» **EXERCISE DIRECTIONS**: Switch every "modifier-list-item" in the material below to "modifier-entry" and leave all other text unchanged. Omit the pictures from your answer.

» **MATERIALS PROVIDED**:
# # #

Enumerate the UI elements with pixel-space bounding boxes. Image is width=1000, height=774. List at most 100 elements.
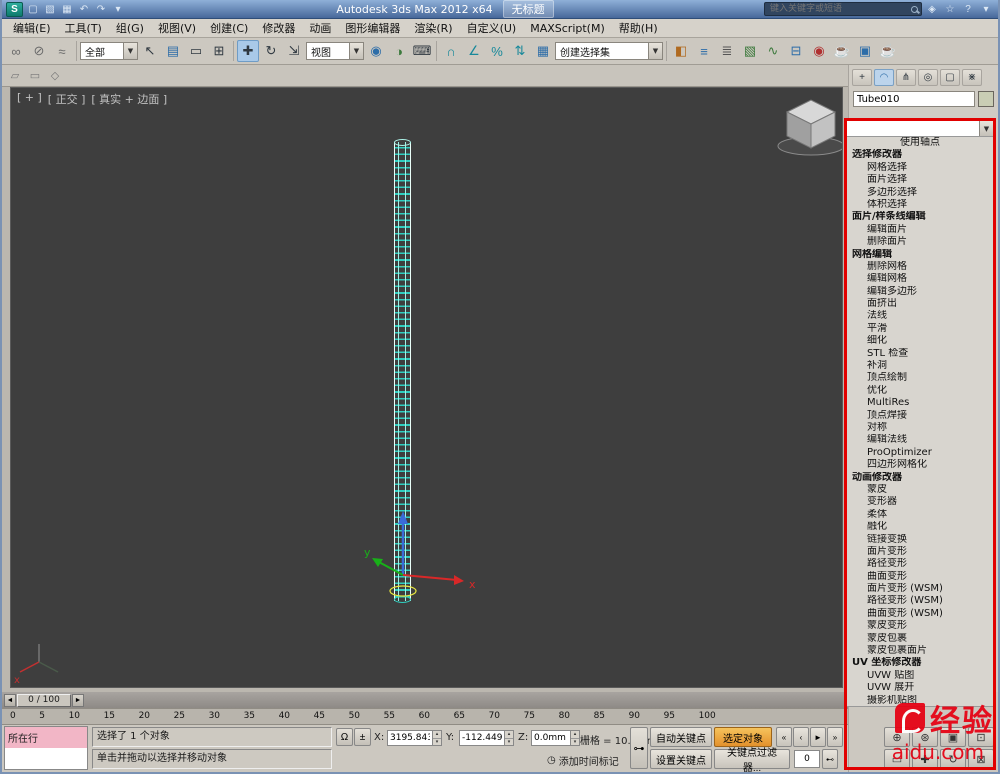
set-keys-button[interactable]: ⊶ (630, 727, 648, 769)
modifier-list-item[interactable]: 面片/样条线编辑 (847, 211, 993, 223)
modifier-list-item[interactable]: 多边形选择 (847, 187, 993, 199)
go-to-start-button[interactable]: « (776, 727, 792, 747)
application-button[interactable]: S (6, 1, 23, 17)
gizmo-x-axis[interactable] (402, 574, 458, 581)
modifier-list-item[interactable]: 补洞 (847, 360, 993, 372)
spinner-snap-toggle-icon[interactable]: ⇅ (509, 40, 531, 62)
dropdown-arrow-icon[interactable] (648, 43, 662, 59)
menu-item[interactable]: 编辑(E) (6, 20, 58, 37)
key-filters-button[interactable]: 关键点过滤器... (714, 748, 790, 772)
communication-center-icon[interactable]: ◈ (924, 2, 940, 17)
tab-hierarchy[interactable]: ⋔ (896, 68, 916, 86)
modifier-list-item[interactable]: 动画修改器 (847, 472, 993, 484)
listener-macro-pane[interactable]: 所在行 (5, 727, 87, 748)
modifier-list-item[interactable]: 删除面片 (847, 236, 993, 248)
percent-snap-toggle-icon[interactable]: % (486, 40, 508, 62)
help-icon[interactable]: ? (960, 2, 976, 17)
modifier-list-item[interactable]: UV 坐标修改器 (847, 657, 993, 669)
modifier-list-item[interactable]: 编辑面片 (847, 224, 993, 236)
current-frame-input[interactable] (794, 750, 820, 768)
keyboard-override-icon[interactable]: ⌨ (411, 40, 433, 62)
dropdown-arrow-icon[interactable] (123, 43, 137, 59)
modifier-list-item[interactable]: MultiRes (847, 397, 993, 409)
mirror-icon[interactable]: ◧ (670, 40, 692, 62)
object-color-swatch[interactable] (978, 91, 994, 107)
viewport-shading-menu[interactable]: [ 真实 + 边面 ] (91, 91, 167, 107)
modifier-list-item[interactable]: 四边形网格化 (847, 459, 993, 471)
ribbon-tab-icon[interactable]: ▭ (26, 67, 44, 85)
modifier-list-item[interactable]: 顶点焊接 (847, 410, 993, 422)
select-and-move-icon[interactable]: ✚ (237, 40, 259, 62)
previous-frame-button[interactable]: ‹ (793, 727, 809, 747)
ribbon-tab-icon[interactable]: ◇ (46, 67, 64, 85)
menu-item[interactable]: 视图(V) (151, 20, 203, 37)
object-name-input[interactable] (853, 91, 975, 107)
menu-item[interactable]: 帮助(H) (612, 20, 665, 37)
undo-icon[interactable]: ↶ (76, 2, 92, 17)
modifier-list-item[interactable]: 使用轴点 (847, 137, 993, 149)
layer-manager-icon[interactable]: ≣ (716, 40, 738, 62)
menu-item[interactable]: 创建(C) (203, 20, 255, 37)
search-input[interactable] (768, 3, 908, 15)
x-spinner-icon[interactable] (433, 729, 442, 746)
modifier-list-item[interactable]: 顶点绘制 (847, 372, 993, 384)
modifier-list-combobox[interactable] (847, 121, 993, 137)
modifier-list-item[interactable]: 曲面变形 (WSM) (847, 608, 993, 620)
add-time-tag[interactable]: ◷ 添加时间标记 (547, 753, 619, 768)
snap-toggle-3d-icon[interactable]: ∩ (440, 40, 462, 62)
modifier-list-item[interactable]: 面片变形 (847, 546, 993, 558)
viewcube[interactable] (777, 99, 843, 156)
modifier-list-item[interactable]: 编辑多边形 (847, 286, 993, 298)
x-coordinate-input[interactable] (387, 729, 433, 746)
unlink-selection-icon[interactable]: ⊘ (28, 40, 50, 62)
maxscript-mini-listener[interactable]: 所在行 (4, 726, 88, 770)
modifier-list-item[interactable]: 面片选择 (847, 174, 993, 186)
gizmo-y-axis[interactable] (376, 560, 404, 576)
transform-gizmo[interactable]: y x (364, 511, 476, 597)
modifier-list-item[interactable]: UVW 展开 (847, 682, 993, 694)
rendered-frame-window-icon[interactable]: ▣ (854, 40, 876, 62)
dropdown-arrow-icon[interactable] (349, 43, 363, 59)
track-bar[interactable]: 0 5 10 15 20 25 30 35 40 45 50 55 60 65 70 75 80 85 90 95 10… (2, 708, 848, 725)
menu-item[interactable]: 图形编辑器 (338, 20, 407, 37)
workspace-dropdown-icon[interactable]: ▾ (110, 2, 126, 17)
modifier-list-item[interactable]: 面挤出 (847, 298, 993, 310)
select-object-icon[interactable]: ↖ (139, 40, 161, 62)
modifier-list-item[interactable]: 编辑网格 (847, 273, 993, 285)
use-pivot-point-center-icon[interactable]: ◉ (365, 40, 387, 62)
infocenter-search[interactable] (764, 2, 922, 16)
listener-script-pane[interactable] (5, 748, 87, 769)
modifier-list-item[interactable]: 细化 (847, 335, 993, 347)
search-icon[interactable] (911, 5, 918, 13)
select-and-scale-icon[interactable]: ⇲ (283, 40, 305, 62)
render-production-icon[interactable]: ☕ (877, 40, 899, 62)
modifier-list-item[interactable]: 删除网格 (847, 261, 993, 273)
time-slider[interactable]: ◄ 0 / 100 ► (2, 692, 848, 708)
set-key-toggle[interactable]: 设置关键点 (650, 749, 712, 769)
angle-snap-toggle-icon[interactable]: ∠ (463, 40, 485, 62)
tab-modify[interactable]: ◠ (874, 68, 894, 86)
gizmo-plane-handle[interactable] (389, 585, 417, 597)
menu-item[interactable]: MAXScript(M) (523, 20, 612, 37)
lock-selection-toggle[interactable]: Ω (336, 728, 353, 746)
redo-icon[interactable]: ↷ (93, 2, 109, 17)
bind-to-space-warp-icon[interactable]: ≈ (51, 40, 73, 62)
ribbon-tab-icon[interactable]: ▱ (6, 67, 24, 85)
modifier-list-item[interactable]: 蒙皮包裹面片 (847, 645, 993, 657)
tab-motion[interactable]: ◎ (918, 68, 938, 86)
menu-item[interactable]: 修改器 (255, 20, 302, 37)
z-spinner-icon[interactable] (571, 729, 580, 746)
save-file-icon[interactable]: ▦ (59, 2, 75, 17)
select-and-link-icon[interactable]: ∞ (5, 40, 27, 62)
y-spinner-icon[interactable] (505, 729, 514, 746)
go-to-end-button[interactable]: » (827, 727, 843, 747)
play-button[interactable]: ► (810, 727, 826, 747)
modifier-list-item[interactable]: 融化 (847, 521, 993, 533)
tab-display[interactable]: ▢ (940, 68, 960, 86)
key-mode-toggle[interactable]: ⊷ (822, 749, 838, 769)
align-icon[interactable]: ≡ (693, 40, 715, 62)
new-scene-icon[interactable]: ▢ (25, 2, 41, 17)
modifier-list-item[interactable]: 路径变形 (WSM) (847, 595, 993, 607)
time-back-arrow[interactable]: ◄ (4, 693, 16, 707)
modifier-list-item[interactable]: 对称 (847, 422, 993, 434)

# # #

» **TASK ANSWER**:
Enumerate the UI elements with pixel-space bounding boxes. Image is width=1000, height=774. List at most 100 elements.
set-keys-button[interactable]: ⊶ (630, 727, 648, 769)
modifier-entry[interactable]: 面片/样条线编辑 (847, 211, 993, 223)
modifier-entry[interactable]: 多边形选择 (847, 187, 993, 199)
go-to-start-button[interactable]: « (776, 727, 792, 747)
application-button[interactable]: S (6, 1, 23, 17)
gizmo-x-axis[interactable] (402, 574, 458, 581)
modifier-entry[interactable]: 补洞 (847, 360, 993, 372)
spinner-snap-toggle-icon[interactable]: ⇅ (509, 40, 531, 62)
dropdown-arrow-icon[interactable] (648, 43, 662, 59)
menu-item[interactable]: 编辑(E) (6, 20, 58, 37)
key-filters-button[interactable]: 关键点过滤器... (714, 748, 790, 772)
communication-center-icon[interactable]: ◈ (924, 2, 940, 17)
tab-hierarchy[interactable]: ⋔ (896, 68, 916, 86)
modifier-entry[interactable]: 动画修改器 (847, 472, 993, 484)
listener-macro-pane[interactable]: 所在行 (5, 727, 87, 748)
modifier-entry[interactable]: 删除面片 (847, 236, 993, 248)
percent-snap-toggle-icon[interactable]: % (486, 40, 508, 62)
help-icon[interactable]: ? (960, 2, 976, 17)
modifier-entry[interactable]: UV 坐标修改器 (847, 657, 993, 669)
modifier-entry[interactable]: 编辑面片 (847, 224, 993, 236)
current-frame-input[interactable] (794, 750, 820, 768)
keyboard-override-icon[interactable]: ⌨ (411, 40, 433, 62)
dropdown-arrow-icon[interactable] (123, 43, 137, 59)
modifier-entry[interactable]: MultiRes (847, 397, 993, 409)
mirror-icon[interactable]: ◧ (670, 40, 692, 62)
object-color-swatch[interactable] (978, 91, 994, 107)
viewport-shading-menu[interactable]: [ 真实 + 边面 ] (91, 91, 167, 107)
modifier-entry[interactable]: 四边形网格化 (847, 459, 993, 471)
ribbon-tab-icon[interactable]: ▭ (26, 67, 44, 85)
modifier-entry[interactable]: 顶点焊接 (847, 410, 993, 422)
select-and-move-icon[interactable]: ✚ (237, 40, 259, 62)
previous-frame-button[interactable]: ‹ (793, 727, 809, 747)
ribbon-tab-icon[interactable]: ◇ (46, 67, 64, 85)
menu-item[interactable]: 视图(V) (151, 20, 203, 37)
object-name-input[interactable] (853, 91, 975, 107)
menu-item[interactable]: 帮助(H) (612, 20, 665, 37)
undo-icon[interactable]: ↶ (76, 2, 92, 17)
modifier-entry[interactable]: 使用轴点 (847, 137, 993, 149)
layer-manager-icon[interactable]: ≣ (716, 40, 738, 62)
menu-item[interactable]: 创建(C) (203, 20, 255, 37)
search-input[interactable] (768, 3, 908, 15)
x-spinner-icon[interactable] (433, 729, 442, 746)
modifier-entry[interactable]: 顶点绘制 (847, 372, 993, 384)
modifier-list-combobox[interactable] (847, 121, 993, 137)
modifier-entry[interactable]: 曲面变形 (WSM) (847, 608, 993, 620)
add-time-tag[interactable]: ◷ 添加时间标记 (547, 753, 619, 768)
snap-toggle-3d-icon[interactable]: ∩ (440, 40, 462, 62)
modifier-entry[interactable]: 面片变形 (847, 546, 993, 558)
viewcube[interactable] (777, 99, 843, 156)
modifier-entry[interactable]: 编辑多边形 (847, 286, 993, 298)
x-coordinate-input[interactable] (387, 729, 433, 746)
unlink-selection-icon[interactable]: ⊘ (28, 40, 50, 62)
maxscript-mini-listener[interactable]: 所在行 (4, 726, 88, 770)
modifier-entry[interactable]: 面片选择 (847, 174, 993, 186)
gizmo-y-axis[interactable] (376, 560, 404, 576)
transform-gizmo[interactable]: y x (364, 511, 476, 597)
modifier-entry[interactable]: UVW 展开 (847, 682, 993, 694)
rendered-frame-window-icon[interactable]: ▣ (854, 40, 876, 62)
dropdown-arrow-icon[interactable] (349, 43, 363, 59)
track-bar[interactable]: 0 5 10 15 20 25 30 35 40 45 50 55 60 65 70 75 80 85 90 95 10… (2, 708, 848, 725)
menu-item[interactable]: 图形编辑器 (338, 20, 407, 37)
workspace-dropdown-icon[interactable]: ▾ (110, 2, 126, 17)
modifier-entry[interactable]: 面挤出 (847, 298, 993, 310)
select-object-icon[interactable]: ↖ (139, 40, 161, 62)
modifier-entry[interactable]: 编辑网格 (847, 273, 993, 285)
use-pivot-point-center-icon[interactable]: ◉ (365, 40, 387, 62)
infocenter-search[interactable] (764, 2, 922, 16)
listener-script-pane[interactable] (5, 748, 87, 769)
modifier-entry[interactable]: 细化 (847, 335, 993, 347)
search-icon[interactable] (911, 5, 918, 13)
select-and-scale-icon[interactable]: ⇲ (283, 40, 305, 62)
render-production-icon[interactable]: ☕ (877, 40, 899, 62)
modifier-entry[interactable]: 删除网格 (847, 261, 993, 273)
time-slider[interactable]: ◄ 0 / 100 ► (2, 692, 848, 708)
set-key-toggle[interactable]: 设置关键点 (650, 749, 712, 769)
angle-snap-toggle-icon[interactable]: ∠ (463, 40, 485, 62)
tab-modify[interactable]: ◠ (874, 68, 894, 86)
gizmo-plane-handle[interactable] (389, 585, 417, 597)
menu-item[interactable]: MAXScript(M) (523, 20, 612, 37)
lock-selection-toggle[interactable]: Ω (336, 728, 353, 746)
redo-icon[interactable]: ↷ (93, 2, 109, 17)
bind-to-space-warp-icon[interactable]: ≈ (51, 40, 73, 62)
ribbon-tab-icon[interactable]: ▱ (6, 67, 24, 85)
modifier-entry[interactable]: 蒙皮包裹面片 (847, 645, 993, 657)
tab-motion[interactable]: ◎ (918, 68, 938, 86)
menu-item[interactable]: 修改器 (255, 20, 302, 37)
z-spinner-icon[interactable] (571, 729, 580, 746)
save-file-icon[interactable]: ▦ (59, 2, 75, 17)
select-and-link-icon[interactable]: ∞ (5, 40, 27, 62)
y-spinner-icon[interactable] (505, 729, 514, 746)
go-to-end-button[interactable]: » (827, 727, 843, 747)
play-button[interactable]: ► (810, 727, 826, 747)
modifier-entry[interactable]: 融化 (847, 521, 993, 533)
tab-display[interactable]: ▢ (940, 68, 960, 86)
key-mode-toggle[interactable]: ⊷ (822, 749, 838, 769)
align-icon[interactable]: ≡ (693, 40, 715, 62)
new-scene-icon[interactable]: ▢ (25, 2, 41, 17)
modifier-entry[interactable]: 路径变形 (WSM) (847, 595, 993, 607)
time-back-arrow[interactable]: ◄ (4, 693, 16, 707)
modifier-entry[interactable]: 对称 (847, 422, 993, 434)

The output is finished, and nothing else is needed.